start RAW RECORDS
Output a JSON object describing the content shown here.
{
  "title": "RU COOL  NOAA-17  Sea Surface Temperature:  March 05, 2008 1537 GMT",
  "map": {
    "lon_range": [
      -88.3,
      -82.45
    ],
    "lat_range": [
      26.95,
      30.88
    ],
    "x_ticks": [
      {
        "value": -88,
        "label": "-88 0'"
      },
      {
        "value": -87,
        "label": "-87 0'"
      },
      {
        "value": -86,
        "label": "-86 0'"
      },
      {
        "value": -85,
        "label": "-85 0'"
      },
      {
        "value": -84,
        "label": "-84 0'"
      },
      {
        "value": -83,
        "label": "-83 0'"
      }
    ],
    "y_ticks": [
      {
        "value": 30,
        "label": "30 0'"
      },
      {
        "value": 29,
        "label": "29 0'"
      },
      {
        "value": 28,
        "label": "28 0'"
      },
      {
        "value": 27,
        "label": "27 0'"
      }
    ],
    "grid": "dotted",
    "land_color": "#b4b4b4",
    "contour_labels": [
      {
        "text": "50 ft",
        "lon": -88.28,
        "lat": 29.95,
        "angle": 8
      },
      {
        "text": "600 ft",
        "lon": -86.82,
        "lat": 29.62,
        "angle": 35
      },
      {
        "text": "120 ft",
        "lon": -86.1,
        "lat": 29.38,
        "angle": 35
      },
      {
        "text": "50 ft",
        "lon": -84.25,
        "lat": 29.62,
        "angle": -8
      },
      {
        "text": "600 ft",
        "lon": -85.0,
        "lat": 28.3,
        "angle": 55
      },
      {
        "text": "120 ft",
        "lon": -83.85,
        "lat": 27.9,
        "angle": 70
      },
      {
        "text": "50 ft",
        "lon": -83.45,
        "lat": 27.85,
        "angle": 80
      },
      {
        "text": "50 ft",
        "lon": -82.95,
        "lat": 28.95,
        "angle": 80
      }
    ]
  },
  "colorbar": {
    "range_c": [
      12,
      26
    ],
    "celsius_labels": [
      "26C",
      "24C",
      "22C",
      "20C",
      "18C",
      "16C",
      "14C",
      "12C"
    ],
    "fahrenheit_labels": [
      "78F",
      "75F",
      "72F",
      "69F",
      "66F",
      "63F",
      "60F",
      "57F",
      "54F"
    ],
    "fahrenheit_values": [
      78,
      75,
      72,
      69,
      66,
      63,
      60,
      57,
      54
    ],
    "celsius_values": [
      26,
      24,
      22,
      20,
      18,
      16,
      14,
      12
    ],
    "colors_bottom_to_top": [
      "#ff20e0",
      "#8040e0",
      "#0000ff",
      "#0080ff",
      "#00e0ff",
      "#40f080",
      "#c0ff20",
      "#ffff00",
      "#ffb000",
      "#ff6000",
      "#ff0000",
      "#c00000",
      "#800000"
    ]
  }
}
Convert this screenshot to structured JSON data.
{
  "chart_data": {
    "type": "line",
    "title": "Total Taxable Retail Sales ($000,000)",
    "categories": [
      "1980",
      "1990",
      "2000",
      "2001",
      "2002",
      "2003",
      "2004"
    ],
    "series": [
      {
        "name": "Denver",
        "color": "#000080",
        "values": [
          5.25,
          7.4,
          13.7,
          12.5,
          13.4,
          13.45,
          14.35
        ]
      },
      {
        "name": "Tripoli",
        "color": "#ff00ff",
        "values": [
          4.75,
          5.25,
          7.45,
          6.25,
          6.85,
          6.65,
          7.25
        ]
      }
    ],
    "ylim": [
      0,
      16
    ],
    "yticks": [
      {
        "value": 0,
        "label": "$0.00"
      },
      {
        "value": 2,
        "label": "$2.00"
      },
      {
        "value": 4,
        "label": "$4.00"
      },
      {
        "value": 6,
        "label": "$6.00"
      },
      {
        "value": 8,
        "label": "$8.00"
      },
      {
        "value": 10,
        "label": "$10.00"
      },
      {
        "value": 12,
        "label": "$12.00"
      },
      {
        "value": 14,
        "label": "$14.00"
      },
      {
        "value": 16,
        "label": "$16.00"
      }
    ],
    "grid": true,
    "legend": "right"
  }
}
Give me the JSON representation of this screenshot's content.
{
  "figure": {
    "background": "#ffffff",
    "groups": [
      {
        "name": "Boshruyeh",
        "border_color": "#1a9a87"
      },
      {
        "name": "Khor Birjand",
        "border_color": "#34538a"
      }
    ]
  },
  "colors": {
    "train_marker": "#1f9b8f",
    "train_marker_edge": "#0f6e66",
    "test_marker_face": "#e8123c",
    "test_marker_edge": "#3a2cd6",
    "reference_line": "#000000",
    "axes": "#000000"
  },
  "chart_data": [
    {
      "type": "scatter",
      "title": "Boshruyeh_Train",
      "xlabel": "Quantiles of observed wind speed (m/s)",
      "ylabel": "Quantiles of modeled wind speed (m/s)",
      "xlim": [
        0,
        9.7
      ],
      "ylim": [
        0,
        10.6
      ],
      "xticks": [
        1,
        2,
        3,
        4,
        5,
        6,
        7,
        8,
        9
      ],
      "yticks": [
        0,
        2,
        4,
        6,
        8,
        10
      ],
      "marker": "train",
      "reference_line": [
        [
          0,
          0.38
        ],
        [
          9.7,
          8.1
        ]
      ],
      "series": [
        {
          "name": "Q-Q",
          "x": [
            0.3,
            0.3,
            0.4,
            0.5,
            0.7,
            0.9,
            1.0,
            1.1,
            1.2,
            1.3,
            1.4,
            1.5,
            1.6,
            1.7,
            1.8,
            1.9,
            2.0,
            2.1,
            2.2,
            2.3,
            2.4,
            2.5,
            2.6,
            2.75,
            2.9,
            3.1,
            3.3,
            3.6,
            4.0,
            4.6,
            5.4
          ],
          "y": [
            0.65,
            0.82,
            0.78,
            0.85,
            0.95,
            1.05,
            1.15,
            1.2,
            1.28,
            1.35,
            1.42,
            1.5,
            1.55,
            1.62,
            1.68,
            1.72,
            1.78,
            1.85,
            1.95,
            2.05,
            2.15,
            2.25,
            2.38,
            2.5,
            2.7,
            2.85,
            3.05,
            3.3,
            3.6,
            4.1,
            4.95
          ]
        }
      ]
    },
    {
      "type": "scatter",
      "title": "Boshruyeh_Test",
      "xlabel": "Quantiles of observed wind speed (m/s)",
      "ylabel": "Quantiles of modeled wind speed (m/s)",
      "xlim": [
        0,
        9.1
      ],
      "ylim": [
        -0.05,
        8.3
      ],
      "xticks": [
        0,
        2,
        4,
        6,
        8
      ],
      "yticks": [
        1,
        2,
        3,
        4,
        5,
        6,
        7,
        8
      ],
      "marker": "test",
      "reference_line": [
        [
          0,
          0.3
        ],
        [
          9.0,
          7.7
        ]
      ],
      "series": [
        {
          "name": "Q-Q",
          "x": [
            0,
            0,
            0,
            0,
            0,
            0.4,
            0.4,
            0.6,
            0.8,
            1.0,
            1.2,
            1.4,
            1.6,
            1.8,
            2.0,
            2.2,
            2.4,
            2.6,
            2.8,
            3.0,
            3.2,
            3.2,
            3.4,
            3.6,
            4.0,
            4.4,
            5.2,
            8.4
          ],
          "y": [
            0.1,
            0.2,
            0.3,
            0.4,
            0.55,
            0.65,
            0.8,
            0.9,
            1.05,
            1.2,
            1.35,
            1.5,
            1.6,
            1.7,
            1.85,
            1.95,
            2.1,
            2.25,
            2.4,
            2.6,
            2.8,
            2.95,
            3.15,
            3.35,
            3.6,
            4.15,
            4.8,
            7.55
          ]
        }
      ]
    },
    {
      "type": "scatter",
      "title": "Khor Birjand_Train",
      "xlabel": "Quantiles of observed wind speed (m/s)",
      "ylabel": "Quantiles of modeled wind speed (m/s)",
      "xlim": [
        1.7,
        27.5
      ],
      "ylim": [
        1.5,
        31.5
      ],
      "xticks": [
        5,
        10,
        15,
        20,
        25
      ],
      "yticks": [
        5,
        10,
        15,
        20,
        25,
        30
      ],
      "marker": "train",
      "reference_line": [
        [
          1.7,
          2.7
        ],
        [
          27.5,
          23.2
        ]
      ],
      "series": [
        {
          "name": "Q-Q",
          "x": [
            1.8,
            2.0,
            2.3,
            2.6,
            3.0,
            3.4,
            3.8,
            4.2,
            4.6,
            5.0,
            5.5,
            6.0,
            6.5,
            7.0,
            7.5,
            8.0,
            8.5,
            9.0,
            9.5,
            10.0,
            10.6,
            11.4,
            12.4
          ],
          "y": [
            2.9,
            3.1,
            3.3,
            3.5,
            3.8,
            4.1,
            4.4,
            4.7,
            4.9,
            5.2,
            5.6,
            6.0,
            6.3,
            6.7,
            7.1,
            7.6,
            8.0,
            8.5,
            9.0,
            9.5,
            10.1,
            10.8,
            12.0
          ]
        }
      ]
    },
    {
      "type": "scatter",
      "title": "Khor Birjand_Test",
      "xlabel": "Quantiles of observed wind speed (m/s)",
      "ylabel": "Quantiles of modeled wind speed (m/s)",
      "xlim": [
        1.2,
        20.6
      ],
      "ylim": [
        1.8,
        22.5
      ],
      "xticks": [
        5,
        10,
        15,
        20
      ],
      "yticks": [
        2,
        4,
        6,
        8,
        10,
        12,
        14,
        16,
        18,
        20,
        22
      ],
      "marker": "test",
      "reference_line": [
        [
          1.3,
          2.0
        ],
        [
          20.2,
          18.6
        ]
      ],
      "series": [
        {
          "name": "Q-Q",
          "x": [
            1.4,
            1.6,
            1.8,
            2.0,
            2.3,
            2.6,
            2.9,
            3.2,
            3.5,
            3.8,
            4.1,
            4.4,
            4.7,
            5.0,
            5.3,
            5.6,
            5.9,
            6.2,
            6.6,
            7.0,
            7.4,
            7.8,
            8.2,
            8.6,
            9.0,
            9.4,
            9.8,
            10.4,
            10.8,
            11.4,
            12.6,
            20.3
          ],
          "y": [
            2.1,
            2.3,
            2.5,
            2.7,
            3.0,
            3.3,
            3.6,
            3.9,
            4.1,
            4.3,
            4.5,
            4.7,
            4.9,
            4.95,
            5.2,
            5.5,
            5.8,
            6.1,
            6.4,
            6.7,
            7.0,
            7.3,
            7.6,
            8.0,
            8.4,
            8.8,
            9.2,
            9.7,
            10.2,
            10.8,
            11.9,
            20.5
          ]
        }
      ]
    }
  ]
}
end RAW RECORDS
EXERCISE:
Reproduce each line of the entries in which the word "angle" is found.

FULL RESPONSE:
        "angle": 8
        "angle": 35
        "angle": 35
        "angle": -8
        "angle": 55
        "angle": 70
        "angle": 80
        "angle": 80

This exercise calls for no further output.